• **TASK INSTRUCTIONS**: Whenever a line contains the string "hora", copy it out of the entries.

• **RECORD EXTRACTS**:
— begin —

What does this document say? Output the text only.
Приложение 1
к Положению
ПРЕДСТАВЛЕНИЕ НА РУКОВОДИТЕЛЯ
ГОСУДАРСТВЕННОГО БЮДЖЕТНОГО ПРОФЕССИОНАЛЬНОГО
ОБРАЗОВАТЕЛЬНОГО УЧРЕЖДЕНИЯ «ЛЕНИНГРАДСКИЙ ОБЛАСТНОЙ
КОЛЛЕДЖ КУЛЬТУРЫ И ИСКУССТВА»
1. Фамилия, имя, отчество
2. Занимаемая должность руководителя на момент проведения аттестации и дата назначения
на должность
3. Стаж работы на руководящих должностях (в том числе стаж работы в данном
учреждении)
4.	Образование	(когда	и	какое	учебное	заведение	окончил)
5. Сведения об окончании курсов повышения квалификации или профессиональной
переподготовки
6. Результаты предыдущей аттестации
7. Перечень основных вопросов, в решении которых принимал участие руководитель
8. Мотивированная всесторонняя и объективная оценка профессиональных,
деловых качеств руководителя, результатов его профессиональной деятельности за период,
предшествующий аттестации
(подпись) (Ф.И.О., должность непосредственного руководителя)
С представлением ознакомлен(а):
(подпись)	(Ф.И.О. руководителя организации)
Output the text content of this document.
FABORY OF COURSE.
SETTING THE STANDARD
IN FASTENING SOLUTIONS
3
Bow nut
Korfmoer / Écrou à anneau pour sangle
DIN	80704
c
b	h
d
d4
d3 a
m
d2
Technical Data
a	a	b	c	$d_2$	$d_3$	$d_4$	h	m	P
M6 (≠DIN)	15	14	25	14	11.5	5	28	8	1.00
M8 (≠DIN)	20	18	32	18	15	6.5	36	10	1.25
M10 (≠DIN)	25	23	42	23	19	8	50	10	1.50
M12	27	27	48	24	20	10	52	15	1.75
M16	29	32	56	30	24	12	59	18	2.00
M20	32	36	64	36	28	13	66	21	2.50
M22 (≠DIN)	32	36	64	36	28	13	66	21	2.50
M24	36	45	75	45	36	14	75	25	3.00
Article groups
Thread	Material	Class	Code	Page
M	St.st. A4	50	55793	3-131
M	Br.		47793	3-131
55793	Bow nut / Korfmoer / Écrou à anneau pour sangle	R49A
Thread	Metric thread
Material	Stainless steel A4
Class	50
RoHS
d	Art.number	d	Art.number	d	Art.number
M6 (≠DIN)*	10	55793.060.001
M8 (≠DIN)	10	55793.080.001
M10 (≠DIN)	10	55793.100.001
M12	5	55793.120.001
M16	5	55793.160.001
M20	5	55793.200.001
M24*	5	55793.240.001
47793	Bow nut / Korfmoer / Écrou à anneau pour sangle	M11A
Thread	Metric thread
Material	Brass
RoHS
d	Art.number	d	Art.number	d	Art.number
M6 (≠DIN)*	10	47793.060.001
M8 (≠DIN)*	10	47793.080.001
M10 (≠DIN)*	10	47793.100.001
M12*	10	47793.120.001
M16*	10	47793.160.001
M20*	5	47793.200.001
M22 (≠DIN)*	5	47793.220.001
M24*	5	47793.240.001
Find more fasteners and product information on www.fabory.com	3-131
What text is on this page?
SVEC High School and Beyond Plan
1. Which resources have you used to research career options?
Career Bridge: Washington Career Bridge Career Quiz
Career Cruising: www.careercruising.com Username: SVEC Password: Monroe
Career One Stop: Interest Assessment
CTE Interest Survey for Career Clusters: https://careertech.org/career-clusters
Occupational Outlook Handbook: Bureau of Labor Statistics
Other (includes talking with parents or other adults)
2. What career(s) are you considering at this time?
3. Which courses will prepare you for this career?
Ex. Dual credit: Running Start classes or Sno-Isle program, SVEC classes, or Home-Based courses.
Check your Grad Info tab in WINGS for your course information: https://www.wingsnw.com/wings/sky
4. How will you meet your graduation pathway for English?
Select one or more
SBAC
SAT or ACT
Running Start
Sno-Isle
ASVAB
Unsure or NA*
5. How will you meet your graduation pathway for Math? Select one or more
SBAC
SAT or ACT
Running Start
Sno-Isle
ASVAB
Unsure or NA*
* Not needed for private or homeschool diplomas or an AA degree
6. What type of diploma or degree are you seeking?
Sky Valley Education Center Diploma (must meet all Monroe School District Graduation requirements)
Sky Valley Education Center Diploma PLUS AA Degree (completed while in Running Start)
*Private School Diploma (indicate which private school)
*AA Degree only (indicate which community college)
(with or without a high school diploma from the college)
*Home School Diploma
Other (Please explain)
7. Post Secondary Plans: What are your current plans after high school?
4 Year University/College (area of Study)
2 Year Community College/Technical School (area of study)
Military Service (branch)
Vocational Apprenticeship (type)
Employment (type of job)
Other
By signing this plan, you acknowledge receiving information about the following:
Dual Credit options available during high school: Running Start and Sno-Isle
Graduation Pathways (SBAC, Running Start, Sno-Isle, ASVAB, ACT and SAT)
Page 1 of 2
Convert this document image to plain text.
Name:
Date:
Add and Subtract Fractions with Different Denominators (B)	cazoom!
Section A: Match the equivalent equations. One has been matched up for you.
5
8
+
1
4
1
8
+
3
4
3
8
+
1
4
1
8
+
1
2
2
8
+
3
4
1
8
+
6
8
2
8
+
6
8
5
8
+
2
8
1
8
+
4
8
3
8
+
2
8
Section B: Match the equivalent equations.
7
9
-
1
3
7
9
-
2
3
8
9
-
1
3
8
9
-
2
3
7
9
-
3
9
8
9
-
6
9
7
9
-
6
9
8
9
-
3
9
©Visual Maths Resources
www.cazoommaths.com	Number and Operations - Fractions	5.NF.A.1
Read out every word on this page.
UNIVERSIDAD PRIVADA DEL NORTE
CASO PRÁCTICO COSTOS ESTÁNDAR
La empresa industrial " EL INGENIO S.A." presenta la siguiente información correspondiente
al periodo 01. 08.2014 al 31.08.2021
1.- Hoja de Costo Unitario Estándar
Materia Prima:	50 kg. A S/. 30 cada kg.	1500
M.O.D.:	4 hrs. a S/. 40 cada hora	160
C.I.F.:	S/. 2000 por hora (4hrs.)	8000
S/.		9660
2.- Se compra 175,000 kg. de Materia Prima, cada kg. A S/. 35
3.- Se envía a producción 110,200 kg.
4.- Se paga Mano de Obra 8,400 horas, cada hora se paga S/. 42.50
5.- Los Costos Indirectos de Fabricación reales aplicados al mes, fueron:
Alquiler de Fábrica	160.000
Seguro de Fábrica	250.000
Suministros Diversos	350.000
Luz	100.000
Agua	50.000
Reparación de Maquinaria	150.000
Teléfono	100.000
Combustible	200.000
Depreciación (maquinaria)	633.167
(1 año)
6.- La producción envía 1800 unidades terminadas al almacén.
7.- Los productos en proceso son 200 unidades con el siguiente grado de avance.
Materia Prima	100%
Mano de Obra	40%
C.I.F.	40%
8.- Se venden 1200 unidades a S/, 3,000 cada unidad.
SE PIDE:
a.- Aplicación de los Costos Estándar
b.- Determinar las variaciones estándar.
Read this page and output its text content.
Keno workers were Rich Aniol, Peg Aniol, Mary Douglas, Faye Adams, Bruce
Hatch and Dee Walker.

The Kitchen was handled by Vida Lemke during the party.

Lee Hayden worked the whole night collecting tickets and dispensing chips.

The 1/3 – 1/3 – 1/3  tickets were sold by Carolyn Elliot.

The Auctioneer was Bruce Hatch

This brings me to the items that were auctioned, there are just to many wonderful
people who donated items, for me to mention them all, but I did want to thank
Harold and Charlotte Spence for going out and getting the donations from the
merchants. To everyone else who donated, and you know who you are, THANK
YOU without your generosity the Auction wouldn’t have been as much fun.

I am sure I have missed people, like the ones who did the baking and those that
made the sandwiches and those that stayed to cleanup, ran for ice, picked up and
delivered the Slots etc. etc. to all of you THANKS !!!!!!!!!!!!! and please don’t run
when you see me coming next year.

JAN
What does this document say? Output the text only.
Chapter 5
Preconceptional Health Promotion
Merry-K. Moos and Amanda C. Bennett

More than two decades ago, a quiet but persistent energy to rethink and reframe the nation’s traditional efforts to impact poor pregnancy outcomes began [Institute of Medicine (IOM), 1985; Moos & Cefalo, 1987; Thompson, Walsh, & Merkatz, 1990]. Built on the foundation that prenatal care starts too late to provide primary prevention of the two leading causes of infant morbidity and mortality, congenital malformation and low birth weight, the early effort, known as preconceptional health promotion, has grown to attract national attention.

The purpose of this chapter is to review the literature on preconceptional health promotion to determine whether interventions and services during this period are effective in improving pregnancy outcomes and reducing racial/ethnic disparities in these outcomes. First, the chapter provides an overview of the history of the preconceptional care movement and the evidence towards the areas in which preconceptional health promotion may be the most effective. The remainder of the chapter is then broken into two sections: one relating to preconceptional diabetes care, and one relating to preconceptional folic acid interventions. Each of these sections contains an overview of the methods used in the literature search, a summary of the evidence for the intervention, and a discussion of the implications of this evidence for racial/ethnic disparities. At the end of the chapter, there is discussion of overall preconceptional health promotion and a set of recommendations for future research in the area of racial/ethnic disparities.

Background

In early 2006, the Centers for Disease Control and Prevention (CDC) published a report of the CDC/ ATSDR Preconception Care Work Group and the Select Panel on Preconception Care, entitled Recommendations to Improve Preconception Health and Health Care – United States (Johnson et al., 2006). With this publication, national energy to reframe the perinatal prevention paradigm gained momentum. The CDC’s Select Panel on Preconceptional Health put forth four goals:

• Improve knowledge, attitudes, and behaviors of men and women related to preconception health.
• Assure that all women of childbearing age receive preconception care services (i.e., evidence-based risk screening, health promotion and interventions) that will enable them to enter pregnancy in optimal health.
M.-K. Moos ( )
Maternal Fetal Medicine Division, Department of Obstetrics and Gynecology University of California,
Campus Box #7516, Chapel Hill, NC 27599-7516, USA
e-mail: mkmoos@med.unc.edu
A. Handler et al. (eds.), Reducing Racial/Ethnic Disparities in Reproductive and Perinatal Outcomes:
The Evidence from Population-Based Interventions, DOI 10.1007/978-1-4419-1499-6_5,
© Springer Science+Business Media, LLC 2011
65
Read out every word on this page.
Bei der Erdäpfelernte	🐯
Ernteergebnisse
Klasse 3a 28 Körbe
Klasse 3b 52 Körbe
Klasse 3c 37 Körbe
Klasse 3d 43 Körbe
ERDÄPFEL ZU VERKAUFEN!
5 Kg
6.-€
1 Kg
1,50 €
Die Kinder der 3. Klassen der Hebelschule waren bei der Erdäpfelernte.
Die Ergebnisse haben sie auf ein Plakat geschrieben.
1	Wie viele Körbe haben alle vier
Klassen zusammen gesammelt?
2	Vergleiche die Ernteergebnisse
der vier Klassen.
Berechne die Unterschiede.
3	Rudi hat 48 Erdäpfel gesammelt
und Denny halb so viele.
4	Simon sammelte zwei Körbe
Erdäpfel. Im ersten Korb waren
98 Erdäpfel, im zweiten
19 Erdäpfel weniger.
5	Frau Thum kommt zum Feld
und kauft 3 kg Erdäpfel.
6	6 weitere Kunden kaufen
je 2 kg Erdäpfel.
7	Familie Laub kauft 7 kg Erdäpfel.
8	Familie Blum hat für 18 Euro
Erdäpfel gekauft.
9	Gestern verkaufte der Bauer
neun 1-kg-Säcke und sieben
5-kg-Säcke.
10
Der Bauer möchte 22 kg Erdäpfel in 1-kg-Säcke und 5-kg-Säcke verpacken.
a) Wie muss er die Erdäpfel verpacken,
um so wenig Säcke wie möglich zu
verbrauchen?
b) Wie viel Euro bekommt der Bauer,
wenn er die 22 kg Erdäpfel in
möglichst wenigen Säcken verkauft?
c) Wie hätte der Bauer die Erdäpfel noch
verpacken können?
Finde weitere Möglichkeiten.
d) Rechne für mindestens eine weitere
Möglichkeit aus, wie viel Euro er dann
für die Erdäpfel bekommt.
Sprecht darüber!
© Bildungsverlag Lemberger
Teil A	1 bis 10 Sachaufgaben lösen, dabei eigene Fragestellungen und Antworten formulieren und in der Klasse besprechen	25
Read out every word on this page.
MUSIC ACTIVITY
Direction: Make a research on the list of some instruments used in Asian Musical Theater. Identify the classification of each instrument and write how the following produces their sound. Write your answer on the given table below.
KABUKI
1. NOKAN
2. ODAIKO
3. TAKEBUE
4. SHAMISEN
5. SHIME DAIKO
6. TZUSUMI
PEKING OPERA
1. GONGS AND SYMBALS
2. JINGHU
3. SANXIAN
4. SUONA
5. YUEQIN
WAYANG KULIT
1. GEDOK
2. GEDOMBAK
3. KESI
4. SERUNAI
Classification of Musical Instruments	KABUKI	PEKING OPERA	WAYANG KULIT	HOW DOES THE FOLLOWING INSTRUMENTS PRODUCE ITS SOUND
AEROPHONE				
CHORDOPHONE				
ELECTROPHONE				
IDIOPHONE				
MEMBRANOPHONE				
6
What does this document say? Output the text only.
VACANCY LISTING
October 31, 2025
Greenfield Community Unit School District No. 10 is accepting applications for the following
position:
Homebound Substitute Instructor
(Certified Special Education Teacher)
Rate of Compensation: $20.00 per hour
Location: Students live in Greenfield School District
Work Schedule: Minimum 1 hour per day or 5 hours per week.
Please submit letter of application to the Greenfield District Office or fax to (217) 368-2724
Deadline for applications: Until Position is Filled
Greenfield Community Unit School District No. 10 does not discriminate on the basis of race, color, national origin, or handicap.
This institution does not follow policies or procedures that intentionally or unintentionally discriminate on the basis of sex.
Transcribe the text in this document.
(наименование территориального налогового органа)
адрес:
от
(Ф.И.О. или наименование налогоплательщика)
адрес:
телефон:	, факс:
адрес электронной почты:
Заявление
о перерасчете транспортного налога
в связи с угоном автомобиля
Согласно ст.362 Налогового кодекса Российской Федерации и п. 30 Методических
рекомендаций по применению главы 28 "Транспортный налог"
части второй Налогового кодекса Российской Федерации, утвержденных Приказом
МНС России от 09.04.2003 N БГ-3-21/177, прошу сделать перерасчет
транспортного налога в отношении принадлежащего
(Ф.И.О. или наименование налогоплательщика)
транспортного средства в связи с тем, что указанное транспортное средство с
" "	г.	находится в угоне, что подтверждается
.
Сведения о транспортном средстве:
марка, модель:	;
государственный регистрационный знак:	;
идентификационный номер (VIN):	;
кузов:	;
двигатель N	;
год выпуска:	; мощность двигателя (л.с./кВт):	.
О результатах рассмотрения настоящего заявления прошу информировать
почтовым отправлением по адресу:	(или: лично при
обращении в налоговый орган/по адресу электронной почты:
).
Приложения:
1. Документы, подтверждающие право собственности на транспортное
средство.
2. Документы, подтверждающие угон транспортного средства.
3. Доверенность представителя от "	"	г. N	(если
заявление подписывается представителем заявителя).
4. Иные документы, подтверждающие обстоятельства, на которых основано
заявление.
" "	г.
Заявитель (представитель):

— end —

• **EXERCISE RESPONSE**:
M.O.D.:	4 hrs. a S/. 40 cada hora	160
C.I.F.:	S/. 2000 por hora (4hrs.)	8000
4.- Se paga Mano de Obra 8,400 horas, cada hora se paga S/. 42.50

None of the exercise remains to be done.